AIM — Select lines where the word "label" appears.

STORED ROWS —
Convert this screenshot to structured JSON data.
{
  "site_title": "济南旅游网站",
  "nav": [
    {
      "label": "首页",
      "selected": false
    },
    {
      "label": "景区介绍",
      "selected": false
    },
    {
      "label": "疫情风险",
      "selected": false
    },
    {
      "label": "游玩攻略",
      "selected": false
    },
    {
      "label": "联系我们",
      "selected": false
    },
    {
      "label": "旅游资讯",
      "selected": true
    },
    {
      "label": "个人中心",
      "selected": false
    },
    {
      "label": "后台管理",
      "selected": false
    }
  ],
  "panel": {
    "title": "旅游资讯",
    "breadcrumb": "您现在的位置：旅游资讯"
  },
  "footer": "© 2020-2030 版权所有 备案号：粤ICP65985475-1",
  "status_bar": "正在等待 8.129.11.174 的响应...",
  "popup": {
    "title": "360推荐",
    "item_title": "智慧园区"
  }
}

PROBLEM SOLUTION —
      "label": "首页",
      "label": "景区介绍",
      "label": "疫情风险",
      "label": "游玩攻略",
      "label": "联系我们",
      "label": "旅游资讯",
      "label": "个人中心",
      "label": "后台管理",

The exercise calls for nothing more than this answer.